==== Dataset rows

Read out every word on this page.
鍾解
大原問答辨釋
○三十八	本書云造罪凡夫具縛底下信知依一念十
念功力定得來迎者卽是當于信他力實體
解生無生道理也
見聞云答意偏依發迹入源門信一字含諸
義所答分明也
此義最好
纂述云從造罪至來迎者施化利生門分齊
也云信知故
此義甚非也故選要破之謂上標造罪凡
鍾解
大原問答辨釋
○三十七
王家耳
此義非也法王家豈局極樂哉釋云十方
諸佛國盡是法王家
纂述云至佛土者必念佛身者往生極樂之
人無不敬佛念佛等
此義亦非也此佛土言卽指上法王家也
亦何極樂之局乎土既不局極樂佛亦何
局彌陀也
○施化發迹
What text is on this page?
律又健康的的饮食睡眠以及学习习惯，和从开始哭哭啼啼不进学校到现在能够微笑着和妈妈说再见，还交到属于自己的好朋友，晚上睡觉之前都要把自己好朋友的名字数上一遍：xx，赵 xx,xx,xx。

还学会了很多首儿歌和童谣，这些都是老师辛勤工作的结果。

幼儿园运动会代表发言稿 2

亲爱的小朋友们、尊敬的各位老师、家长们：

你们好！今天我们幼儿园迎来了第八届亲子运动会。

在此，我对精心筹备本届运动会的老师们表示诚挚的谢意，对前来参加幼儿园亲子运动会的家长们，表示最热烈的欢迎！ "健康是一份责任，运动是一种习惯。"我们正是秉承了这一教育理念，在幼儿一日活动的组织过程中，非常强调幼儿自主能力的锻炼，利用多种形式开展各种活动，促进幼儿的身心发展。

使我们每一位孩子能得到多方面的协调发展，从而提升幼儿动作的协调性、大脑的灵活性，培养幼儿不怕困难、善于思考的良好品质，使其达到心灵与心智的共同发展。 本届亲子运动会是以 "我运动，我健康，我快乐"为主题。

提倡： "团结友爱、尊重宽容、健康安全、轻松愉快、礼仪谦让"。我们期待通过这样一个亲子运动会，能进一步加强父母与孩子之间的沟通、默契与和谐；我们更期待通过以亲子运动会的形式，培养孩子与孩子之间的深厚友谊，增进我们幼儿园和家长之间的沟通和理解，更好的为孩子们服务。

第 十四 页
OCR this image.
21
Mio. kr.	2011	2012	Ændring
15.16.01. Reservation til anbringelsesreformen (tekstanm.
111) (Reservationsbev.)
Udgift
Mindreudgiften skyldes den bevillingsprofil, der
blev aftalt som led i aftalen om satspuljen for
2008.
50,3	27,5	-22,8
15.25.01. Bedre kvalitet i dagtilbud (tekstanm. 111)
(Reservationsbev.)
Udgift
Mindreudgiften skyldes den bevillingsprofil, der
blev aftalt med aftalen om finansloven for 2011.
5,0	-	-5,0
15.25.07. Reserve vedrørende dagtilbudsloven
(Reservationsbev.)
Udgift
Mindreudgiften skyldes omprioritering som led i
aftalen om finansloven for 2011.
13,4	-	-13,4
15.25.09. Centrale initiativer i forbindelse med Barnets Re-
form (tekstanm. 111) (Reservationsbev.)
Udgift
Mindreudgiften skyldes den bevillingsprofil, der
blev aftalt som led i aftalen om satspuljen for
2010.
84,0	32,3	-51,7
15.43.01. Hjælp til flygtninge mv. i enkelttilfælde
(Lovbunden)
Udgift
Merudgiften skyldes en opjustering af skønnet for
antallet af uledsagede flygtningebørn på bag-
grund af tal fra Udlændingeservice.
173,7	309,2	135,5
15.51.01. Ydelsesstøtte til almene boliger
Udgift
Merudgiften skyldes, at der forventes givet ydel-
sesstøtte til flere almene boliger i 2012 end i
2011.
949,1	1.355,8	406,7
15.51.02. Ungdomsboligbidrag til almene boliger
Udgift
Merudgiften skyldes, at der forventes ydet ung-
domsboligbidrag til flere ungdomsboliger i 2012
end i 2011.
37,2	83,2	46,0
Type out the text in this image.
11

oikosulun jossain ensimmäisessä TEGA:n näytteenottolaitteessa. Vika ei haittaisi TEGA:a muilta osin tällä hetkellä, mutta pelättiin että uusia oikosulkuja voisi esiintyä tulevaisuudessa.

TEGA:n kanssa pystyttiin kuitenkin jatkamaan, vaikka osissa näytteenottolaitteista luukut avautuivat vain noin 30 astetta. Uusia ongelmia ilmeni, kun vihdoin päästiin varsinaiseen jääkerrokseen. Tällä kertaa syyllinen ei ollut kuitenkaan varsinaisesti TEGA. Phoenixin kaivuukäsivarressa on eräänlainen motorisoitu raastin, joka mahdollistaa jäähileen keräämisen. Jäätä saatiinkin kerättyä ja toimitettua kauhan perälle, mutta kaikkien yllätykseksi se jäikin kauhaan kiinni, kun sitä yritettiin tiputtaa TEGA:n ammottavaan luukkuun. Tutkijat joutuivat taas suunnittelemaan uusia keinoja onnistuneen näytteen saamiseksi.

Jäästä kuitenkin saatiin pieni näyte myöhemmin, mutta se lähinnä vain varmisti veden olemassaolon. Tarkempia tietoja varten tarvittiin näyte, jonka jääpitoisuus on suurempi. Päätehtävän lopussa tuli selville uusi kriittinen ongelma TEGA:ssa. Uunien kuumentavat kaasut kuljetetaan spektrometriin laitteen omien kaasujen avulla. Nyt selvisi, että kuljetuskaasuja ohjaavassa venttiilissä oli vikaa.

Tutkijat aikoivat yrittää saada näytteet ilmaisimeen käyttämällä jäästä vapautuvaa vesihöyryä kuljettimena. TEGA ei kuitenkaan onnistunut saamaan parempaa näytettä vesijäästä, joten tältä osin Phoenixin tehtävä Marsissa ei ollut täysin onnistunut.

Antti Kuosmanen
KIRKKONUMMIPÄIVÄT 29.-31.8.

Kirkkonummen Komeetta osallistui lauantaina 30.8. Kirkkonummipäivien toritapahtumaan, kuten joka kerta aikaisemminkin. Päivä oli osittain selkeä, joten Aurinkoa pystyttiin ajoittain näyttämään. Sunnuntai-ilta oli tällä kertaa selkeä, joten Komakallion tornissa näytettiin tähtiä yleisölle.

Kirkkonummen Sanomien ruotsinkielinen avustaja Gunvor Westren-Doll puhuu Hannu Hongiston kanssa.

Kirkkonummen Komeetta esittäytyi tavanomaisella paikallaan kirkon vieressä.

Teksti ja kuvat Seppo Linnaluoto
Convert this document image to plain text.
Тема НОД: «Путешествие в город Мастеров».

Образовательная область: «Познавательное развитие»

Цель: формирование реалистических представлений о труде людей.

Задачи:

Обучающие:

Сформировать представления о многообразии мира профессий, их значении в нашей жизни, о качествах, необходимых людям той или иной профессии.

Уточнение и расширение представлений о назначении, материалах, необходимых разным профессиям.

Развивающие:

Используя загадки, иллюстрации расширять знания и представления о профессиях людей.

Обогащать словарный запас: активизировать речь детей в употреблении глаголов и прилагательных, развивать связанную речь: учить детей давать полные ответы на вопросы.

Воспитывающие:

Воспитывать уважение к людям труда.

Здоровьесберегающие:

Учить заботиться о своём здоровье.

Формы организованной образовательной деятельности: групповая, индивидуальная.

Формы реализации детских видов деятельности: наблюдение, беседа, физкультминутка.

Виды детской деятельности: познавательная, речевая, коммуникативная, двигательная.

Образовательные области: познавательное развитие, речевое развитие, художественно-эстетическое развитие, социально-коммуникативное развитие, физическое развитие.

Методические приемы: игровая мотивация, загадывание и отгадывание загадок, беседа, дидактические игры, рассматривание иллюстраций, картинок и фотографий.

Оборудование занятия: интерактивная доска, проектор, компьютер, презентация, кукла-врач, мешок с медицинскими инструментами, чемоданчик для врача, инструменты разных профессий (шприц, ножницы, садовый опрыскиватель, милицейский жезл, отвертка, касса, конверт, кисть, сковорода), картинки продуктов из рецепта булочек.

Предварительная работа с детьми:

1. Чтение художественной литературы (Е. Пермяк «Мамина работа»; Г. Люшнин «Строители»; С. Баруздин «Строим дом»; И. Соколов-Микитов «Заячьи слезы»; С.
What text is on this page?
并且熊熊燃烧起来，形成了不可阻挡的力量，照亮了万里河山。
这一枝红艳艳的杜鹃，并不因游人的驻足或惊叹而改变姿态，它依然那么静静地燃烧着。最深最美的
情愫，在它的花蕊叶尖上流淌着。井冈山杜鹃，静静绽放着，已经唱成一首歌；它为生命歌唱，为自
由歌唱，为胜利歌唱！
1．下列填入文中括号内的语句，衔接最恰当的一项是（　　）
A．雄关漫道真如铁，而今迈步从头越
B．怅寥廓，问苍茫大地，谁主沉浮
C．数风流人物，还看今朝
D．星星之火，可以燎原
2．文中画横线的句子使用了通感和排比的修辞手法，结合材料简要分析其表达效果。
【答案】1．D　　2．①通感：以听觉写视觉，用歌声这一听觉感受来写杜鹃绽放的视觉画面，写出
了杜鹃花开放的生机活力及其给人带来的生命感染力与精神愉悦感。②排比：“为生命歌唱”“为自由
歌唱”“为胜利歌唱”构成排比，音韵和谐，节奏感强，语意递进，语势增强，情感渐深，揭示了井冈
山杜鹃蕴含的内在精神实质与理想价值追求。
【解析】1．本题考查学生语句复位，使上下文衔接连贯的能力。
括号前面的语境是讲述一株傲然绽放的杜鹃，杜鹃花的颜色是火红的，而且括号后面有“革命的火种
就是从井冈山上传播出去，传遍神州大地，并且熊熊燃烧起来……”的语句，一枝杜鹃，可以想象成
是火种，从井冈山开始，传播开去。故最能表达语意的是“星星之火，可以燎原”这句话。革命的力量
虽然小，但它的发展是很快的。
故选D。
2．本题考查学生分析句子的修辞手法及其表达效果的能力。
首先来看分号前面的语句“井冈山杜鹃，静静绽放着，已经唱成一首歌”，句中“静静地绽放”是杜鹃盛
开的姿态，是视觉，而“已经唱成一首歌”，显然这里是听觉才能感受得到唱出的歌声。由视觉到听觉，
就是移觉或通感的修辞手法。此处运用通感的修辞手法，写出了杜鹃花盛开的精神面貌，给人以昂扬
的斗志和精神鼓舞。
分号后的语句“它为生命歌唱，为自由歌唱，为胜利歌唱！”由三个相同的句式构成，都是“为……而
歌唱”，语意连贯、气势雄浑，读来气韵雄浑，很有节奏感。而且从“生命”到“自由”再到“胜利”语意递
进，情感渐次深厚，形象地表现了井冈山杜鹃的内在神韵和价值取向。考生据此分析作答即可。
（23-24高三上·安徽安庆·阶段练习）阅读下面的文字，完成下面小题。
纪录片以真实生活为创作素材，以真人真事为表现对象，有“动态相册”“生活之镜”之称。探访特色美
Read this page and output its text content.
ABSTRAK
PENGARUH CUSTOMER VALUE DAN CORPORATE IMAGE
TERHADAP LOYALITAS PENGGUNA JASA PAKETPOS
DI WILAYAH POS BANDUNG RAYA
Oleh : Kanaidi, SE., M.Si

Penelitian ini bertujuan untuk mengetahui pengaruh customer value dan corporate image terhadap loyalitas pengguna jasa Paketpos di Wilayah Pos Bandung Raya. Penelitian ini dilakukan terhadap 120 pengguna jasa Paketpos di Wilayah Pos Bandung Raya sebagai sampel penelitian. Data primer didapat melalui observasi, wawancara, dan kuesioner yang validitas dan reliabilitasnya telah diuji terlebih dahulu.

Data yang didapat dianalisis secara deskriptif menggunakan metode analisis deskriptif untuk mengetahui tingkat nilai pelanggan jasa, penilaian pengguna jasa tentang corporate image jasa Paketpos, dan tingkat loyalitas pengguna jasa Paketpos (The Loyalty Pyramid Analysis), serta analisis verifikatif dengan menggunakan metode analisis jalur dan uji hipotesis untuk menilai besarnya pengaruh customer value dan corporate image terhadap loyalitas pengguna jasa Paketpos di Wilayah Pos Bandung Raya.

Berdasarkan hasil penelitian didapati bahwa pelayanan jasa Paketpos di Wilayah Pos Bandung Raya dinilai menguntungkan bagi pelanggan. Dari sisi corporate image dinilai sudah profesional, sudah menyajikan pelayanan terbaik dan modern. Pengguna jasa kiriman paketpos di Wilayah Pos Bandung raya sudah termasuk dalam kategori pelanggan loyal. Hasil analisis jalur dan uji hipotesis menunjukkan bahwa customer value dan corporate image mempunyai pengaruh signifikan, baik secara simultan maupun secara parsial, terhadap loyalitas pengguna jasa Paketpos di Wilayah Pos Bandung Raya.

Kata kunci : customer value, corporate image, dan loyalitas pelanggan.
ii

========

# What to produce
Show every line above in which the word "page" occurs.

# Output for this exercise
Read out every word on this page.
What text is on this page?
What text is on this page?
Read this page and output its text content.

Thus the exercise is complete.